(Figure dataset records)
★ ★ ★ ★ ★
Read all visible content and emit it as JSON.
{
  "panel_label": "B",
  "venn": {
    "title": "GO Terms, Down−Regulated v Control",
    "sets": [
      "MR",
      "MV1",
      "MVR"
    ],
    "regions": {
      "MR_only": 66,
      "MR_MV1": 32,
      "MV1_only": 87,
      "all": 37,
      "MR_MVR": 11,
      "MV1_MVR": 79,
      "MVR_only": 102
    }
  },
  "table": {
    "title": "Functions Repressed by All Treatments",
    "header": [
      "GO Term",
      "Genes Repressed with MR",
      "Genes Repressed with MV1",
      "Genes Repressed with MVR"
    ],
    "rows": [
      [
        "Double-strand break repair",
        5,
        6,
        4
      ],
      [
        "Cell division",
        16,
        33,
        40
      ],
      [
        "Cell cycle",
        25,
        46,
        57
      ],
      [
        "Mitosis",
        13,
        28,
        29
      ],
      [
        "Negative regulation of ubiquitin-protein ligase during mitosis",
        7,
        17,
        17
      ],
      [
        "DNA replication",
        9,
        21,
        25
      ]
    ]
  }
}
★ ★ ★ ★ ★
*TASK ITEM*:
Restate the whole set of entries exactly.

*RESULT*:
Read all visible content and emit it as JSON.
{
  "panel_label": "B",
  "venn": {
    "title": "GO Terms, Down−Regulated v Control",
    "sets": [
      "MR",
      "MV1",
      "MVR"
    ],
    "regions": {
      "MR_only": 66,
      "MR_MV1": 32,
      "MV1_only": 87,
      "all": 37,
      "MR_MVR": 11,
      "MV1_MVR": 79,
      "MVR_only": 102
    }
  },
  "table": {
    "title": "Functions Repressed by All Treatments",
    "header": [
      "GO Term",
      "Genes Repressed with MR",
      "Genes Repressed with MV1",
      "Genes Repressed with MVR"
    ],
    "rows": [
      [
        "Double-strand break repair",
        5,
        6,
        4
      ],
      [
        "Cell division",
        16,
        33,
        40
      ],
      [
        "Cell cycle",
        25,
        46,
        57
      ],
      [
        "Mitosis",
        13,
        28,
        29
      ],
      [
        "Negative regulation of ubiquitin-protein ligase during mitosis",
        7,
        17,
        17
      ],
      [
        "DNA replication",
        9,
        21,
        25
      ]
    ]
  }
}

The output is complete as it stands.